- _INFORMATION SHOWN_:
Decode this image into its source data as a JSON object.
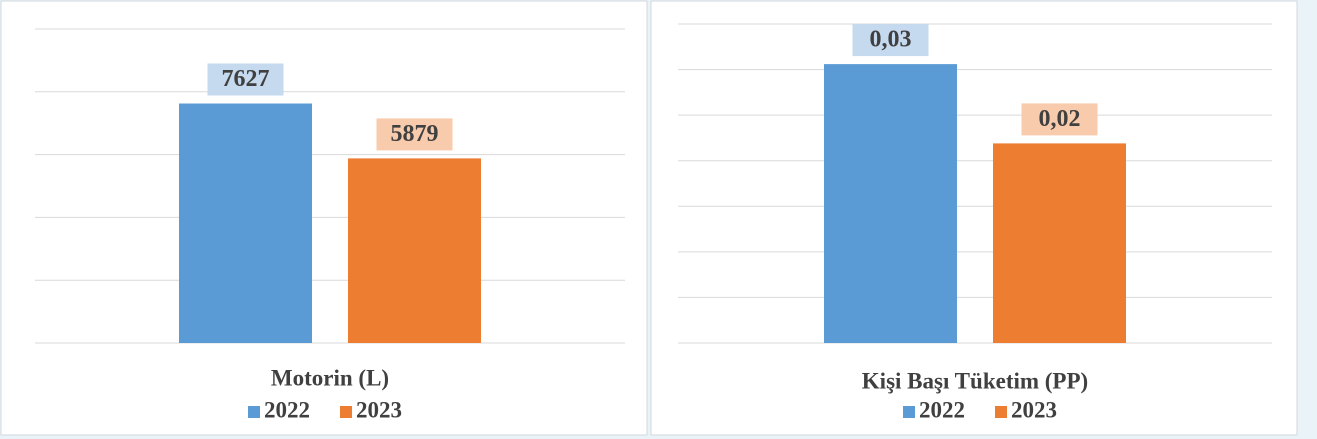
{
  "chart_data": [
    {
      "type": "bar",
      "categories": [
        "Motorin (L)"
      ],
      "series": [
        {
          "name": "2022",
          "color": "#5b9bd5",
          "label_color": "#c5d9ef",
          "values": [
            7627
          ]
        },
        {
          "name": "2023",
          "color": "#ed7d31",
          "label_color": "#f9cbad",
          "values": [
            5879
          ]
        }
      ],
      "ylim": [
        0,
        10000
      ],
      "yticks": [
        0,
        2000,
        4000,
        6000,
        8000,
        10000
      ],
      "grid": true,
      "legend": "bottom"
    },
    {
      "type": "bar",
      "categories": [
        "Kişi Başı Tüketim (PP)"
      ],
      "series": [
        {
          "name": "2022",
          "color": "#5b9bd5",
          "label_color": "#c5d9ef",
          "values": [
            0.0306
          ],
          "value_labels": [
            "0,03"
          ]
        },
        {
          "name": "2023",
          "color": "#ed7d31",
          "label_color": "#f9cbad",
          "values": [
            0.0219
          ],
          "value_labels": [
            "0,02"
          ]
        }
      ],
      "ylim": [
        0,
        0.035
      ],
      "yticks": [
        0,
        0.005,
        0.01,
        0.015,
        0.02,
        0.025,
        0.03,
        0.035
      ],
      "grid": true,
      "legend": "bottom"
    }
  ]
}
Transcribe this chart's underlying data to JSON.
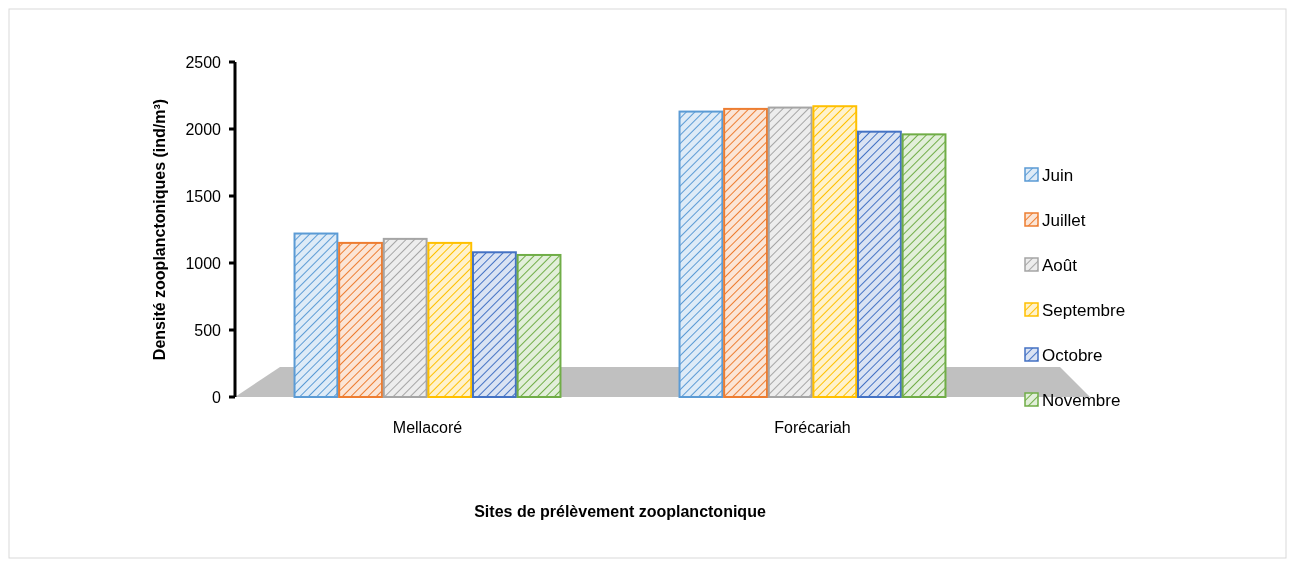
{
  "chart_data": {
    "type": "bar",
    "xlabel": "Sites de prélèvement zooplanctonique",
    "ylabel": "Densité zooplanctoniques  (ind/m³)",
    "categories": [
      "Mellacoré",
      "Forécariah"
    ],
    "series": [
      {
        "name": "Juin",
        "color": "#5b9bd5",
        "values": [
          1220,
          2130
        ]
      },
      {
        "name": "Juillet",
        "color": "#ed7d31",
        "values": [
          1150,
          2150
        ]
      },
      {
        "name": "Août",
        "color": "#a5a5a5",
        "values": [
          1180,
          2160
        ]
      },
      {
        "name": "Septembre",
        "color": "#ffc000",
        "values": [
          1150,
          2170
        ]
      },
      {
        "name": "Octobre",
        "color": "#4472c4",
        "values": [
          1080,
          1980
        ]
      },
      {
        "name": "Novembre",
        "color": "#70ad47",
        "values": [
          1060,
          1960
        ]
      }
    ],
    "ylim": [
      0,
      2500
    ],
    "yticks": [
      0,
      500,
      1000,
      1500,
      2000,
      2500
    ],
    "grid": false,
    "legend": "right"
  }
}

- _SHORT EXERCISE_: Each line in the data that holds the string "JSON" should be found and copied.

- _OUTPUT OF THE TASK_:
Decode this image into its source data as a JSON object.
Transcribe this chart's underlying data to JSON.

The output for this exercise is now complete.